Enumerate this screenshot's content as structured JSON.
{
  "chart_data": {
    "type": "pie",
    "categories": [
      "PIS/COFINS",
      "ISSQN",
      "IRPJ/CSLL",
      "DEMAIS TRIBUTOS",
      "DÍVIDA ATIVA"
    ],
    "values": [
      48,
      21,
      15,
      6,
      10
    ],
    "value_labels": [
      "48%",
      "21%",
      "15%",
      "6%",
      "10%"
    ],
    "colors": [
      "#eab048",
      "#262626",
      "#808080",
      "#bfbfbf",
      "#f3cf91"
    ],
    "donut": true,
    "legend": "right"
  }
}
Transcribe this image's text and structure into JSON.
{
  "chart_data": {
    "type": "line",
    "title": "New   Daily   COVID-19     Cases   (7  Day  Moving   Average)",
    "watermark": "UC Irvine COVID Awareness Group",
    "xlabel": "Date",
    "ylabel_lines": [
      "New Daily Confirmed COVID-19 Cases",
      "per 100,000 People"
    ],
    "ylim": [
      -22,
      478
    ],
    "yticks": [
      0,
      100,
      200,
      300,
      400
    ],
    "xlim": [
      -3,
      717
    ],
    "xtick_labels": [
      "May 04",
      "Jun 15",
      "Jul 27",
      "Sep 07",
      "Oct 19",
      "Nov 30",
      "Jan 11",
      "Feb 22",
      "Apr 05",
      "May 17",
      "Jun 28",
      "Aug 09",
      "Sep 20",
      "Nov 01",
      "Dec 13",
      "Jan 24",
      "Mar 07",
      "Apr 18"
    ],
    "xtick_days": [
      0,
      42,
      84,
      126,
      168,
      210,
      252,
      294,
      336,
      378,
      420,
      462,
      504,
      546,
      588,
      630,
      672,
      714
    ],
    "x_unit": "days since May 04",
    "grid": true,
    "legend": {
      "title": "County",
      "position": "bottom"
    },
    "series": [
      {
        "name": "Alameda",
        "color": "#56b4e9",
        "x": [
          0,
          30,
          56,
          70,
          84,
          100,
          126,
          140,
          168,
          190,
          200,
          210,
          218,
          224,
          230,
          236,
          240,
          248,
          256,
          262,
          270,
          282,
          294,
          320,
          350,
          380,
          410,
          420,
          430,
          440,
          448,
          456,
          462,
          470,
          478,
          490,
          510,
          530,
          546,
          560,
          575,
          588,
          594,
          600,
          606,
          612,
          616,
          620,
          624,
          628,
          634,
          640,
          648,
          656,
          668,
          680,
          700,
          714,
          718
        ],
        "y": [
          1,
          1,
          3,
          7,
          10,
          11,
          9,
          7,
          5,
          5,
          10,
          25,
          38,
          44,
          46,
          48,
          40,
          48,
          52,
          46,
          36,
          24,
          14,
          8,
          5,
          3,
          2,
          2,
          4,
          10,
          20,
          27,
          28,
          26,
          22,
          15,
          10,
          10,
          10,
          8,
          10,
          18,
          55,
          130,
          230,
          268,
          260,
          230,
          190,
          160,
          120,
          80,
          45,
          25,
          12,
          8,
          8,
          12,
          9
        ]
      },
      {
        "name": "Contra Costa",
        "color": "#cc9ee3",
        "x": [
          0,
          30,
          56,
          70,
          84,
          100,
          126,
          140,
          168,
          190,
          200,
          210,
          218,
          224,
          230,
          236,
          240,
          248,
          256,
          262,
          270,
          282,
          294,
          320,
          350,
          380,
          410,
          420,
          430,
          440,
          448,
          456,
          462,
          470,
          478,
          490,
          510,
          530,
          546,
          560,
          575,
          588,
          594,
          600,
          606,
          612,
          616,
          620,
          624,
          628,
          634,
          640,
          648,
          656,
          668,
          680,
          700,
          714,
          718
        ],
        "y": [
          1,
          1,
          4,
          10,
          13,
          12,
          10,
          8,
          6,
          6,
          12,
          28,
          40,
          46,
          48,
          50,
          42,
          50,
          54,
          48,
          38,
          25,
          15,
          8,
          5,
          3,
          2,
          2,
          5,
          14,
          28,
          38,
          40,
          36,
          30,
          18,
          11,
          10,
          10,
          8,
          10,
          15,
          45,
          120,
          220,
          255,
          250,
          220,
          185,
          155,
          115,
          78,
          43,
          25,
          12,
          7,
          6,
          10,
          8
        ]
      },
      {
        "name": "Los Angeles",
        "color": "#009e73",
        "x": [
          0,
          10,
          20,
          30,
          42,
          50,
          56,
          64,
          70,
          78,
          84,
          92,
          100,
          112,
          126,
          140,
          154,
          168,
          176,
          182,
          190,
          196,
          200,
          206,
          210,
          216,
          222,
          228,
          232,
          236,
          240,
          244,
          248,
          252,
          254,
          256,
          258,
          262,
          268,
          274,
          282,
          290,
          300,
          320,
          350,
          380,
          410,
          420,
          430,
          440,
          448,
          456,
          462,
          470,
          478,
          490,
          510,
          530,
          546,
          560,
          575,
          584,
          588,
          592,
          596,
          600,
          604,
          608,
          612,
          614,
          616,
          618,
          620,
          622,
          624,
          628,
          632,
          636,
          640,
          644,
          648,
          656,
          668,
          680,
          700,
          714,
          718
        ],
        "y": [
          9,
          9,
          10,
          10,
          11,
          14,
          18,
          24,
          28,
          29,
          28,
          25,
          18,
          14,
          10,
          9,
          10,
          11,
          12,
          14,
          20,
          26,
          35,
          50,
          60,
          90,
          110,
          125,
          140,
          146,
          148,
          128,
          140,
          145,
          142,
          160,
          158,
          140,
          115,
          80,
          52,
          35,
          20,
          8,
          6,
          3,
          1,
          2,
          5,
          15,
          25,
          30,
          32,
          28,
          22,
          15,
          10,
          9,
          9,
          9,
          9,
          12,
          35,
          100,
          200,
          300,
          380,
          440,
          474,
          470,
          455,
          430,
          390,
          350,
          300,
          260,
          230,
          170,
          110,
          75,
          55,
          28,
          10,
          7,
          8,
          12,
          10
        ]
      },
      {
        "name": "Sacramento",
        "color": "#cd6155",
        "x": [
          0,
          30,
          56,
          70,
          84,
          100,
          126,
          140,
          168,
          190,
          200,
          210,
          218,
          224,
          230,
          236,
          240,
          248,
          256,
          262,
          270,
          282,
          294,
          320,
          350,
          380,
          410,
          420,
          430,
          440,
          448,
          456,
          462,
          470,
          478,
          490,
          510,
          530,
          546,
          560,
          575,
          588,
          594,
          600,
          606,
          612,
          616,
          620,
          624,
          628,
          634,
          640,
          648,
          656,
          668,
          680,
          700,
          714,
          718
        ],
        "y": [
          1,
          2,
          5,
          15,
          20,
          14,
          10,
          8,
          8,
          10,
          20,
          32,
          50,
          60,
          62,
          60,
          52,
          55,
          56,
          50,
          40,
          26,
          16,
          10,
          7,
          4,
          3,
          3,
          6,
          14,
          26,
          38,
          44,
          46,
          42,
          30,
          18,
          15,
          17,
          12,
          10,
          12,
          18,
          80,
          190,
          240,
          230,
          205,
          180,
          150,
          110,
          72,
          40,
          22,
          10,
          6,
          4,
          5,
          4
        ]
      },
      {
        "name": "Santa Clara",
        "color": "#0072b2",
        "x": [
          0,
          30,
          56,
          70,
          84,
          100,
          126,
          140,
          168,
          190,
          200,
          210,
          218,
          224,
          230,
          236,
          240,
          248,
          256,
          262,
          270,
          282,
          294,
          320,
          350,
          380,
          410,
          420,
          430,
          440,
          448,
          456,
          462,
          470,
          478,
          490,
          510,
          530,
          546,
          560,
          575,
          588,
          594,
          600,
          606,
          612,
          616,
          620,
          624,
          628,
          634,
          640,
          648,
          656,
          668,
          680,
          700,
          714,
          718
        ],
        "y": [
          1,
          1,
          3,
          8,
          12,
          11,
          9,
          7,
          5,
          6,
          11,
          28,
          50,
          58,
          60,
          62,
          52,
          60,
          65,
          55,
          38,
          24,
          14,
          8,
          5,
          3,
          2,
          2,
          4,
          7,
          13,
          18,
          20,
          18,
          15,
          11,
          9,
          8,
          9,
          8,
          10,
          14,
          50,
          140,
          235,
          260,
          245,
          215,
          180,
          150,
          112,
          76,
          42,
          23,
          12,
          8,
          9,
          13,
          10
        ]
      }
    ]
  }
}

__What is needed__: Look through the data above. Copy every line with the string "Cases" in it.

__Result below__:
    "title": "New   Daily   COVID-19     Cases   (7  Day  Moving   Average)",
      "New Daily Confirmed COVID-19 Cases",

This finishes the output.